* _Dataset records_:
........

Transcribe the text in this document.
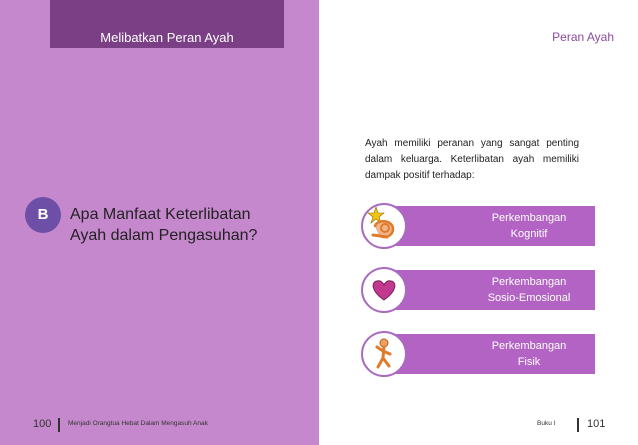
Melibatkan Peran Ayah
B	Apa Manfaat Keterlibatan
Ayah dalam Pengasuhan?
100	Menjadi Orangtua Hebat Dalam Mengasuh Anak
Peran Ayah
Ayah memiliki peranan yang sangat penting dalam keluarga. Keterlibatan ayah memiliki dampak positif terhadap:
Perkembangan
Kognitif
Perkembangan
Sosio-Emosional
Perkembangan
Fisik
Buku I	101
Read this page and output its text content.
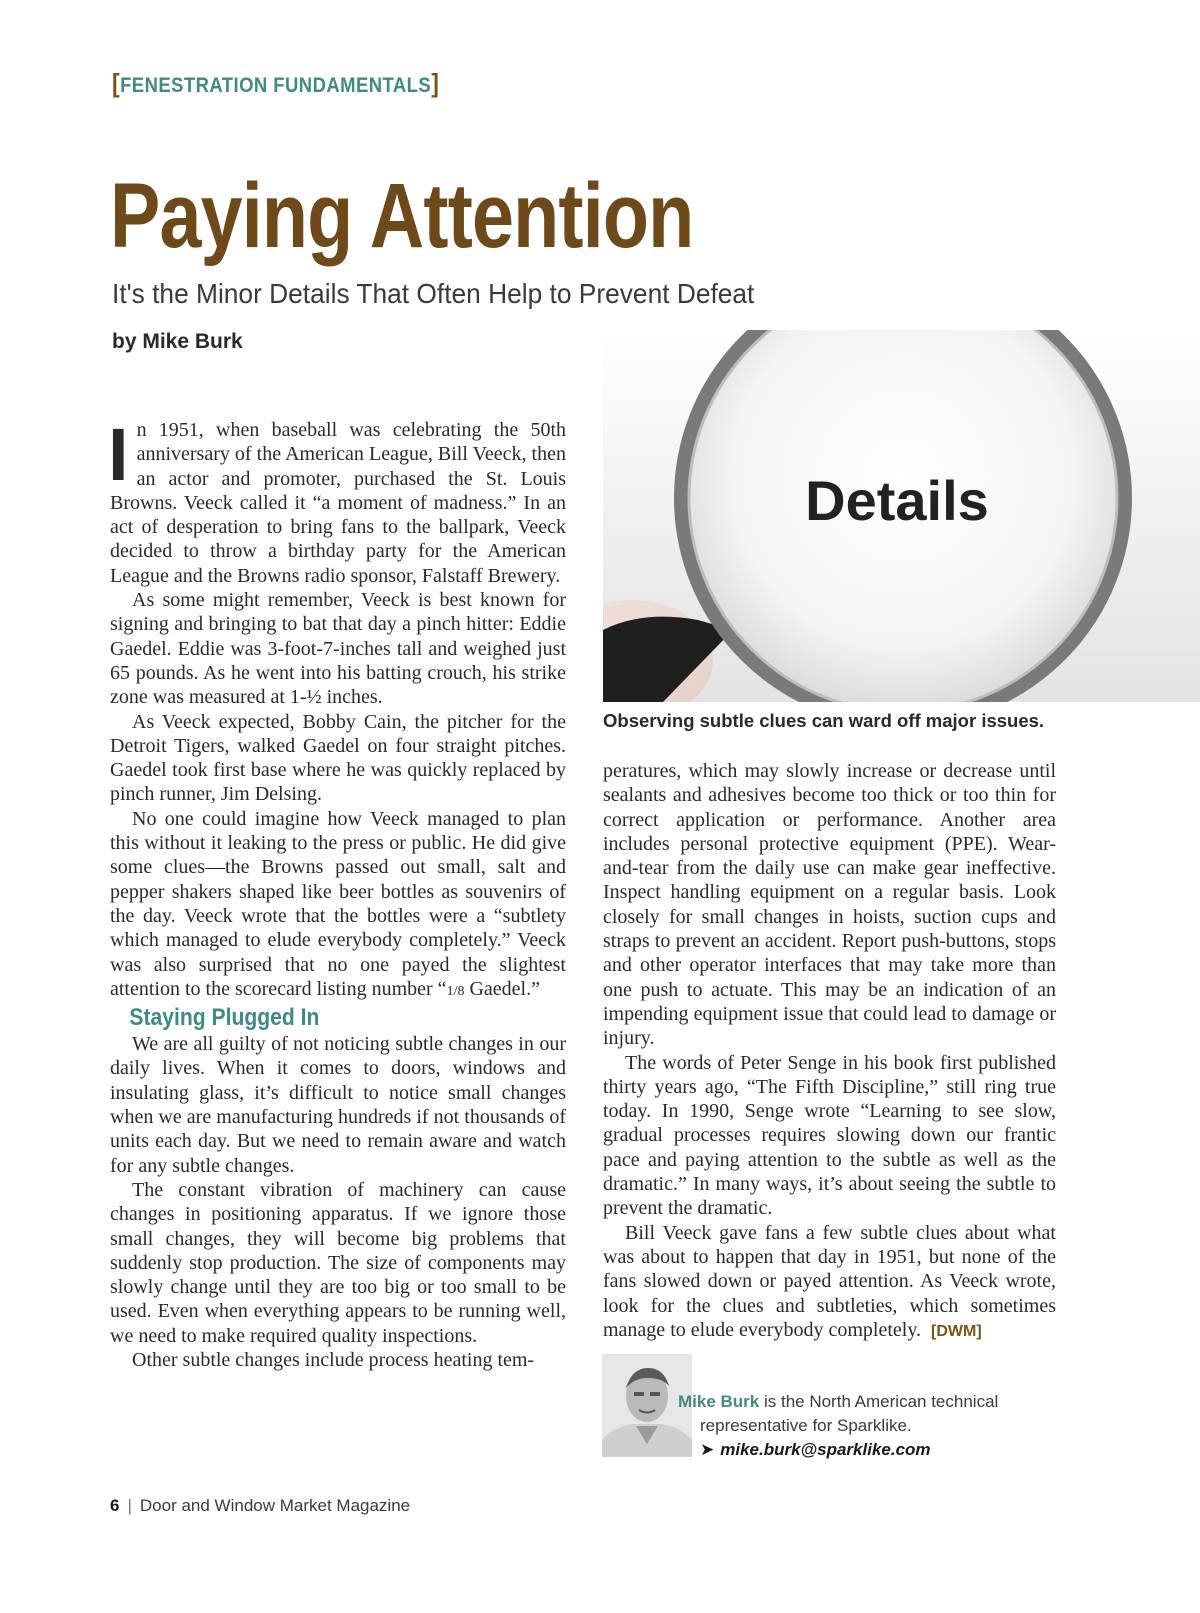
[FENESTRATION FUNDAMENTALS]
Paying Attention
It's the Minor Details That Often Help to Prevent Defeat
by Mike Burk
Details
Observing subtle clues can ward off major issues.

In 1951, when baseball was celebrating the 50th anniversary of the American League, Bill Veeck, then an actor and promoter, purchased the St. Louis Browns. Veeck called it “a moment of madness.” In an act of desperation to bring fans to the ballpark, Veeck decided to throw a birthday party for the American League and the Browns radio sponsor, Falstaff Brewery.

As some might remember, Veeck is best known for signing and bringing to bat that day a pinch hitter: Eddie Gaedel. Eddie was 3-foot-7-inches tall and weighed just 65 pounds. As he went into his batting crouch, his strike zone was measured at 1-½ inches.

As Veeck expected, Bobby Cain, the pitcher for the Detroit Tigers, walked Gaedel on four straight pitches. Gaedel took first base where he was quickly replaced by pinch runner, Jim Delsing.

No one could imagine how Veeck managed to plan this without it leaking to the press or public. He did give some clues—the Browns passed out small, salt and pepper shakers shaped like beer bottles as souvenirs of the day. Veeck wrote that the bottles were a “subtlety which managed to elude everybody completely.” Veeck was also surprised that no one payed the slightest attention to the scorecard listing number “1/8 Gaedel.”

Staying Plugged In

We are all guilty of not noticing subtle changes in our daily lives. When it comes to doors, windows and insulating glass, it’s difficult to notice small changes when we are manufacturing hundreds if not thousands of units each day. But we need to remain aware and watch for any subtle changes.

The constant vibration of machinery can cause changes in positioning apparatus. If we ignore those small changes, they will become big problems that suddenly stop production. The size of components may slowly change until they are too big or too small to be used. Even when everything appears to be running well, we need to make required quality inspections.

Other subtle changes include process heating tem-

peratures, which may slowly increase or decrease until sealants and adhesives become too thick or too thin for correct application or performance. Another area includes personal protective equipment (PPE). Wear-and-tear from the daily use can make gear ineffective. Inspect handling equipment on a regular basis. Look closely for small changes in hoists, suction cups and straps to prevent an accident. Report push-buttons, stops and other operator interfaces that may take more than one push to actuate. This may be an indication of an impending equipment issue that could lead to damage or injury.

The words of Peter Senge in his book first published thirty years ago, “The Fifth Discipline,” still ring true today. In 1990, Senge wrote “Learning to see slow, gradual processes requires slowing down our frantic pace and paying attention to the subtle as well as the dramatic.” In many ways, it’s about seeing the subtle to prevent the dramatic.

Bill Veeck gave fans a few subtle clues about what was about to happen that day in 1951, but none of the fans slowed down or payed attention. As Veeck wrote, look for the clues and subtleties, which sometimes manage to elude everybody completely. [DWM]

Mike Burk is the North American technical
representative for Sparklike.
➤ mike.burk@sparklike.com
6 | Door and Window Market Magazine
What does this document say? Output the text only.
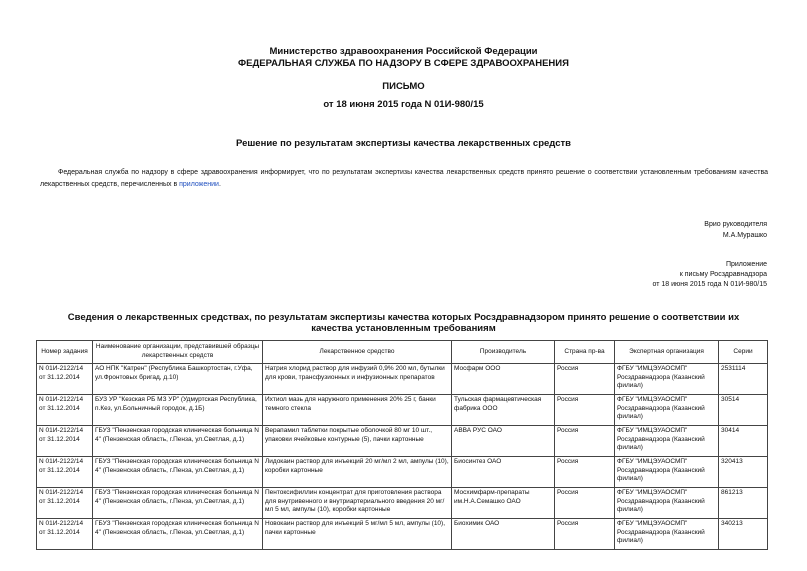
Министерство здравоохранения Российской Федерации
ФЕДЕРАЛЬНАЯ СЛУЖБА ПО НАДЗОРУ В СФЕРЕ ЗДРАВООХРАНЕНИЯ
ПИСЬМО
от 18 июня 2015 года N 01И-980/15
Решение по результатам экспертизы качества лекарственных средств
Федеральная служба по надзору в сфере здравоохранения информирует, что по результатам экспертизы качества лекарственных средств принято решение о соответствии установленным требованиям качества лекарственных средств, перечисленных в приложении.
Врио руководителя
М.А.Мурашко
Приложение
к письму Росздравнадзора
от 18 июня 2015 года N 01И-980/15
Сведения о лекарственных средствах, по результатам экспертизы качества которых Росздравнадзором принято решение о соответствии их качества установленным требованиям
Номер задания	Наименование организации, представившей образцы лекарственных средств	Лекарственное средство	Производитель	Страна пр-ва	Экспертная организация	Серии
N 01И-2122/14 от 31.12.2014	АО НПК "Катрен" (Республика Башкортостан, г.Уфа, ул.Фронтовых бригад, д.10)	Натрия хлорид раствор для инфузий 0,9% 200 мл, бутылки для крови, трансфузионных и инфузионных препаратов	Мосфарм ООО	Россия	ФГБУ "ИМЦЭУАОСМП" Росздравнадзора (Казанский филиал)	2531114
N 01И-2122/14 от 31.12.2014	БУЗ УР "Кезская РБ МЗ УР" (Удмуртская Республика, п.Кез, ул.Больничный городок, д.1Б)	Ихтиол мазь для наружного применения 20% 25 г, банки темного стекла	Тульская фармацевтическая фабрика ООО	Россия	ФГБУ "ИМЦЭУАОСМП" Росздравнадзора (Казанский филиал)	30514
N 01И-2122/14 от 31.12.2014	ГБУЗ "Пензенская городская клиническая больница N 4" (Пензенская область, г.Пенза, ул.Светлая, д.1)	Верапамил таблетки покрытые оболочкой 80 мг 10 шт., упаковки ячейковые контурные (5), пачки картонные	АВВА РУС ОАО	Россия	ФГБУ "ИМЦЭУАОСМП" Росздравнадзора (Казанский филиал)	30414
N 01И-2122/14 от 31.12.2014	ГБУЗ "Пензенская городская клиническая больница N 4" (Пензенская область, г.Пенза, ул.Светлая, д.1)	Лидокаин раствор для инъекций 20 мг/мл 2 мл, ампулы (10), коробки картонные	Биосинтез ОАО	Россия	ФГБУ "ИМЦЭУАОСМП" Росздравнадзора (Казанский филиал)	320413
N 01И-2122/14 от 31.12.2014	ГБУЗ "Пензенская городская клиническая больница N 4" (Пензенская область, г.Пенза, ул.Светлая, д.1)	Пентоксифиллин концентрат для приготовления раствора для внутривенного и внутриартериального введения 20 мг/мл 5 мл, ампулы (10), коробки картонные	Мосхимфарм-препараты им.Н.А.Семашко ОАО	Россия	ФГБУ "ИМЦЭУАОСМП" Росздравнадзора (Казанский филиал)	861213
N 01И-2122/14 от 31.12.2014	ГБУЗ "Пензенская городская клиническая больница N 4" (Пензенская область, г.Пенза, ул.Светлая, д.1)	Новокаин раствор для инъекций 5 мг/мл 5 мл, ампулы (10), пачки картонные	Биохимик ОАО	Россия	ФГБУ "ИМЦЭУАОСМП" Росздравнадзора (Казанский филиал)	340213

........

* _What is required_: Restate the listing above word for word, and skip the pictures.

* _Task solution_:
Transcribe the text in this document.
Melibatkan Peran Ayah
B	Apa Manfaat Keterlibatan
Ayah dalam Pengasuhan?
100	Menjadi Orangtua Hebat Dalam Mengasuh Anak
Peran Ayah
Ayah memiliki peranan yang sangat penting dalam keluarga. Keterlibatan ayah memiliki dampak positif terhadap:
Perkembangan
Kognitif
Perkembangan
Sosio-Emosional
Perkembangan
Fisik
Buku I	101
Read this page and output its text content.
[FENESTRATION FUNDAMENTALS]
Paying Attention
It's the Minor Details That Often Help to Prevent Defeat
by Mike Burk
Details
Observing subtle clues can ward off major issues.

In 1951, when baseball was celebrating the 50th anniversary of the American League, Bill Veeck, then an actor and promoter, purchased the St. Louis Browns. Veeck called it “a moment of madness.” In an act of desperation to bring fans to the ballpark, Veeck decided to throw a birthday party for the American League and the Browns radio sponsor, Falstaff Brewery.

As some might remember, Veeck is best known for signing and bringing to bat that day a pinch hitter: Eddie Gaedel. Eddie was 3-foot-7-inches tall and weighed just 65 pounds. As he went into his batting crouch, his strike zone was measured at 1-½ inches.

As Veeck expected, Bobby Cain, the pitcher for the Detroit Tigers, walked Gaedel on four straight pitches. Gaedel took first base where he was quickly replaced by pinch runner, Jim Delsing.

No one could imagine how Veeck managed to plan this without it leaking to the press or public. He did give some clues—the Browns passed out small, salt and pepper shakers shaped like beer bottles as souvenirs of the day. Veeck wrote that the bottles were a “subtlety which managed to elude everybody completely.” Veeck was also surprised that no one payed the slightest attention to the scorecard listing number “1/8 Gaedel.”

Staying Plugged In

We are all guilty of not noticing subtle changes in our daily lives. When it comes to doors, windows and insulating glass, it’s difficult to notice small changes when we are manufacturing hundreds if not thousands of units each day. But we need to remain aware and watch for any subtle changes.

The constant vibration of machinery can cause changes in positioning apparatus. If we ignore those small changes, they will become big problems that suddenly stop production. The size of components may slowly change until they are too big or too small to be used. Even when everything appears to be running well, we need to make required quality inspections.

Other subtle changes include process heating tem-

peratures, which may slowly increase or decrease until sealants and adhesives become too thick or too thin for correct application or performance. Another area includes personal protective equipment (PPE). Wear-and-tear from the daily use can make gear ineffective. Inspect handling equipment on a regular basis. Look closely for small changes in hoists, suction cups and straps to prevent an accident. Report push-buttons, stops and other operator interfaces that may take more than one push to actuate. This may be an indication of an impending equipment issue that could lead to damage or injury.

The words of Peter Senge in his book first published thirty years ago, “The Fifth Discipline,” still ring true today. In 1990, Senge wrote “Learning to see slow, gradual processes requires slowing down our frantic pace and paying attention to the subtle as well as the dramatic.” In many ways, it’s about seeing the subtle to prevent the dramatic.

Bill Veeck gave fans a few subtle clues about what was about to happen that day in 1951, but none of the fans slowed down or payed attention. As Veeck wrote, look for the clues and subtleties, which sometimes manage to elude everybody completely. [DWM]

Mike Burk is the North American technical
representative for Sparklike.
➤ mike.burk@sparklike.com
6 | Door and Window Market Magazine
What does this document say? Output the text only.
Министерство здравоохранения Российской Федерации
ФЕДЕРАЛЬНАЯ СЛУЖБА ПО НАДЗОРУ В СФЕРЕ ЗДРАВООХРАНЕНИЯ
ПИСЬМО
от 18 июня 2015 года N 01И-980/15
Решение по результатам экспертизы качества лекарственных средств
Федеральная служба по надзору в сфере здравоохранения информирует, что по результатам экспертизы качества лекарственных средств принято решение о соответствии установленным требованиям качества лекарственных средств, перечисленных в приложении.
Врио руководителя
М.А.Мурашко
Приложение
к письму Росздравнадзора
от 18 июня 2015 года N 01И-980/15
Сведения о лекарственных средствах, по результатам экспертизы качества которых Росздравнадзором принято решение о соответствии их качества установленным требованиям
Номер задания	Наименование организации, представившей образцы лекарственных средств	Лекарственное средство	Производитель	Страна пр-ва	Экспертная организация	Серии
N 01И-2122/14 от 31.12.2014	АО НПК "Катрен" (Республика Башкортостан, г.Уфа, ул.Фронтовых бригад, д.10)	Натрия хлорид раствор для инфузий 0,9% 200 мл, бутылки для крови, трансфузионных и инфузионных препаратов	Мосфарм ООО	Россия	ФГБУ "ИМЦЭУАОСМП" Росздравнадзора (Казанский филиал)	2531114
N 01И-2122/14 от 31.12.2014	БУЗ УР "Кезская РБ МЗ УР" (Удмуртская Республика, п.Кез, ул.Больничный городок, д.1Б)	Ихтиол мазь для наружного применения 20% 25 г, банки темного стекла	Тульская фармацевтическая фабрика ООО	Россия	ФГБУ "ИМЦЭУАОСМП" Росздравнадзора (Казанский филиал)	30514
N 01И-2122/14 от 31.12.2014	ГБУЗ "Пензенская городская клиническая больница N 4" (Пензенская область, г.Пенза, ул.Светлая, д.1)	Верапамил таблетки покрытые оболочкой 80 мг 10 шт., упаковки ячейковые контурные (5), пачки картонные	АВВА РУС ОАО	Россия	ФГБУ "ИМЦЭУАОСМП" Росздравнадзора (Казанский филиал)	30414
N 01И-2122/14 от 31.12.2014	ГБУЗ "Пензенская городская клиническая больница N 4" (Пензенская область, г.Пенза, ул.Светлая, д.1)	Лидокаин раствор для инъекций 20 мг/мл 2 мл, ампулы (10), коробки картонные	Биосинтез ОАО	Россия	ФГБУ "ИМЦЭУАОСМП" Росздравнадзора (Казанский филиал)	320413
N 01И-2122/14 от 31.12.2014	ГБУЗ "Пензенская городская клиническая больница N 4" (Пензенская область, г.Пенза, ул.Светлая, д.1)	Пентоксифиллин концентрат для приготовления раствора для внутривенного и внутриартериального введения 20 мг/мл 5 мл, ампулы (10), коробки картонные	Мосхимфарм-препараты им.Н.А.Семашко ОАО	Россия	ФГБУ "ИМЦЭУАОСМП" Росздравнадзора (Казанский филиал)	861213
N 01И-2122/14 от 31.12.2014	ГБУЗ "Пензенская городская клиническая больница N 4" (Пензенская область, г.Пенза, ул.Светлая, д.1)	Новокаин раствор для инъекций 5 мг/мл 5 мл, ампулы (10), пачки картонные	Биохимик ОАО	Россия	ФГБУ "ИМЦЭУАОСМП" Росздравнадзора (Казанский филиал)	340213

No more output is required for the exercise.